* BEGIN *

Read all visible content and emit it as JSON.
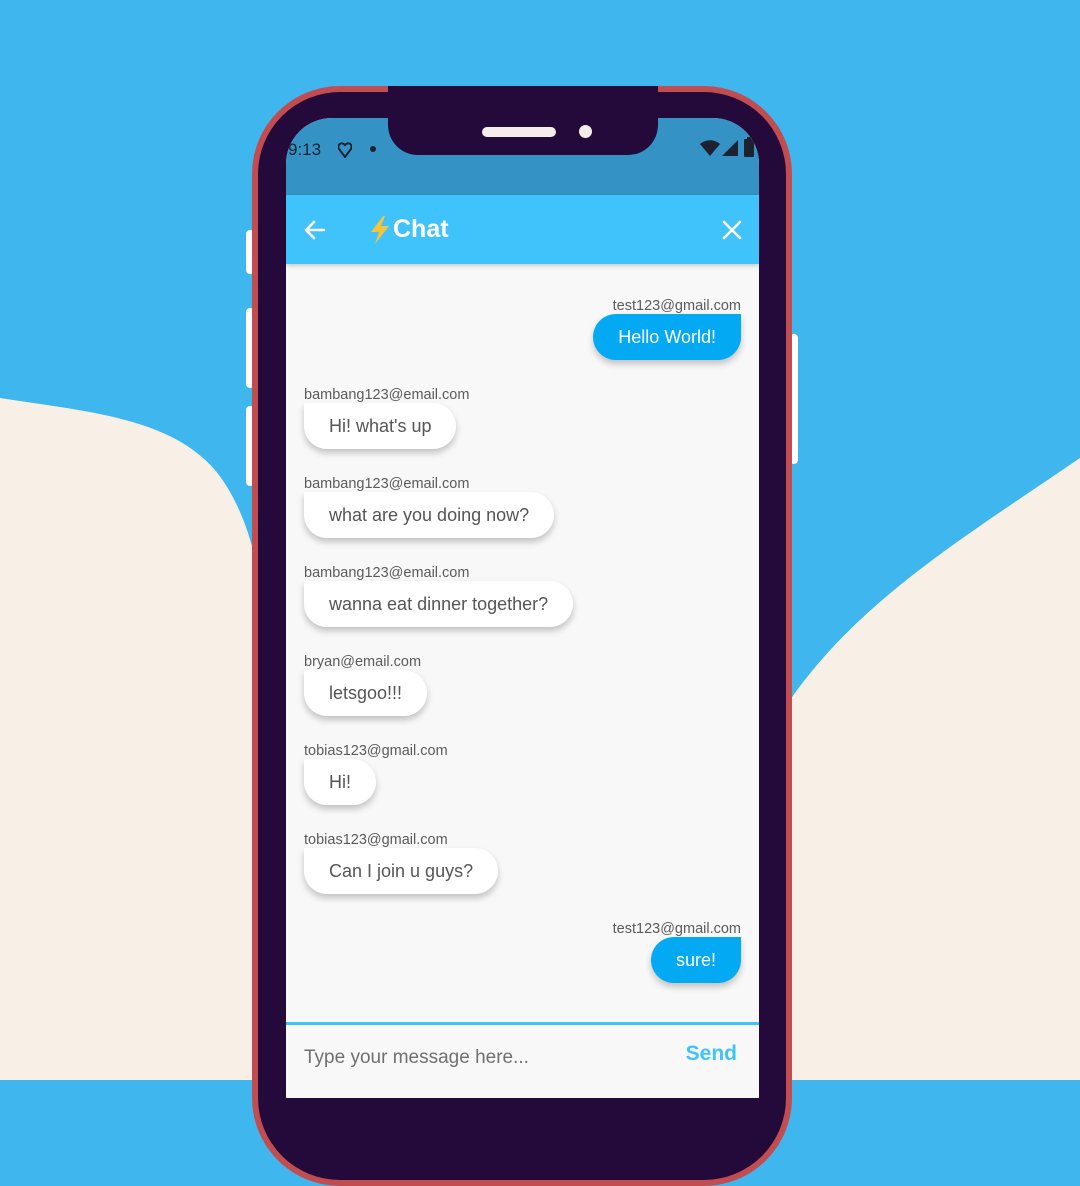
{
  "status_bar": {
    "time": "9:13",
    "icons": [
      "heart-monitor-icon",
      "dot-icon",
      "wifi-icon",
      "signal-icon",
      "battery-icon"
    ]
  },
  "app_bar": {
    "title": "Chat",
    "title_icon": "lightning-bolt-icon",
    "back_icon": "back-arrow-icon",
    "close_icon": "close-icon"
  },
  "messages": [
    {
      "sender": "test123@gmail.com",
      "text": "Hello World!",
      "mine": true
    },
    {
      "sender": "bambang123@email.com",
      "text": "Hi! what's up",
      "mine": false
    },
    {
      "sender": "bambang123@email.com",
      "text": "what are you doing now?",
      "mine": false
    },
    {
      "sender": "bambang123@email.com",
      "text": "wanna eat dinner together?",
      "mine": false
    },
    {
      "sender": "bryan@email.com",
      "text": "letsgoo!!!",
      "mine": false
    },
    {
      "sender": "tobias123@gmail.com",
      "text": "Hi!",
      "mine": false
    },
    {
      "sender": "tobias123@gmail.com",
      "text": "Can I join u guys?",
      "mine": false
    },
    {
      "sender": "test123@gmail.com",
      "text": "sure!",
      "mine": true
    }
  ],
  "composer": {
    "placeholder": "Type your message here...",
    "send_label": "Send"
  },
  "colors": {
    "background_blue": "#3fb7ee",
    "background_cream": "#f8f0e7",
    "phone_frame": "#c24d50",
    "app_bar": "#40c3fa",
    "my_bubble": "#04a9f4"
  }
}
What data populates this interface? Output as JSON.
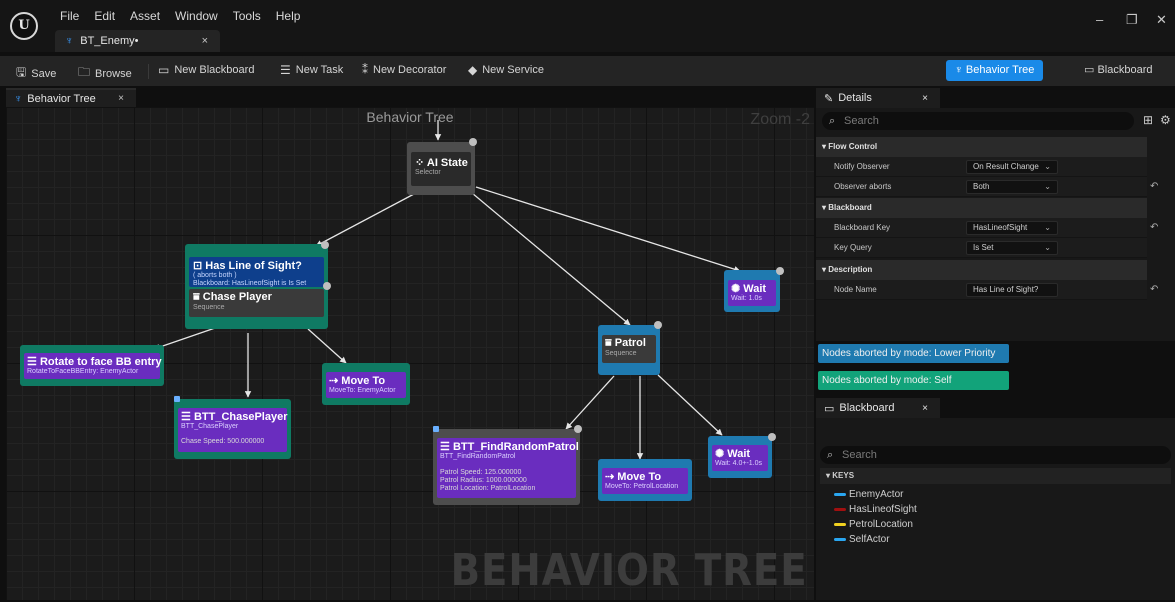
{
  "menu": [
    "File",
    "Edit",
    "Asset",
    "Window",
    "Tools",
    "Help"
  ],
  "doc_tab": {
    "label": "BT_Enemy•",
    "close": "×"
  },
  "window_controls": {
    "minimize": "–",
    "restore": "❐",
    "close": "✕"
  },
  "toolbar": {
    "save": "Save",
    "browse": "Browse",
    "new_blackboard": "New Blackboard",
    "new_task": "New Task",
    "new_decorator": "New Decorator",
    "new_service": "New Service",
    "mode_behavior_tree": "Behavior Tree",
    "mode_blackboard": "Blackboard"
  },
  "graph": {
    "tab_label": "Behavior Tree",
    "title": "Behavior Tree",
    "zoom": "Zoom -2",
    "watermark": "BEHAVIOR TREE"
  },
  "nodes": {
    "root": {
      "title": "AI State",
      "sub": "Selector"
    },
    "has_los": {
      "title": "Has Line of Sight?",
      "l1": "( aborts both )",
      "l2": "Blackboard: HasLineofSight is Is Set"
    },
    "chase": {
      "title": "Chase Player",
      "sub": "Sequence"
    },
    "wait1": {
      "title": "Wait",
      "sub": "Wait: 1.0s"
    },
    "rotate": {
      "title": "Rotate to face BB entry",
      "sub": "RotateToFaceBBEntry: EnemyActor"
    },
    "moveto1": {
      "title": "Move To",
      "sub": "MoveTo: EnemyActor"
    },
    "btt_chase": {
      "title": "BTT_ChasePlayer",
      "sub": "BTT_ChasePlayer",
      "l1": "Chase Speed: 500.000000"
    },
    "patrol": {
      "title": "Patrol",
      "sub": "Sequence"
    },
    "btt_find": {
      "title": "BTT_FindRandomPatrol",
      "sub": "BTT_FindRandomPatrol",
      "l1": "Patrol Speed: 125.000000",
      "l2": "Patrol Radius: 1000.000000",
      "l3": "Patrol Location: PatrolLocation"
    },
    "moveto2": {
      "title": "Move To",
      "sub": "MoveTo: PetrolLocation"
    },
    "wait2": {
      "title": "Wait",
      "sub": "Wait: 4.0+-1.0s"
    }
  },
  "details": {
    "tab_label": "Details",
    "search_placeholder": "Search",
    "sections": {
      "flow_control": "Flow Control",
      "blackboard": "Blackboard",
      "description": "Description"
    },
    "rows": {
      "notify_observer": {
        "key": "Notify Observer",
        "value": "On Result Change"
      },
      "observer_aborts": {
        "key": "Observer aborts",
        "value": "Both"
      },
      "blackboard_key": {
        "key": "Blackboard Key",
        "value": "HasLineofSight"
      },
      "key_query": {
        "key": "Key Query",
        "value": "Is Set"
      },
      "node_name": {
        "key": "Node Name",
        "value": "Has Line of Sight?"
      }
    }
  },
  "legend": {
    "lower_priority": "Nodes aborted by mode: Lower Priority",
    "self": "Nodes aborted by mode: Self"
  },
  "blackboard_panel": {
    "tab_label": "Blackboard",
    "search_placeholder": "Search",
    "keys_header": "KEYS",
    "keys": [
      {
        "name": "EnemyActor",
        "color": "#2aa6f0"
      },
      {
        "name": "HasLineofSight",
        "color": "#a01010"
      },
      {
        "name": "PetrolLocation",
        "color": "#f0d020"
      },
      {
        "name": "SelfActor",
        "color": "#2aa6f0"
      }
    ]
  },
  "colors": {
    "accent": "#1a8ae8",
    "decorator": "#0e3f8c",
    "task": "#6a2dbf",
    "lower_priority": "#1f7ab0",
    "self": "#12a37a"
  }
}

* END *

■ Written instruction: From the listing above, pick out every line containing "JSON".

■ Task result:
Read all visible content and emit it as JSON.
What data populates this interface? Output as JSON.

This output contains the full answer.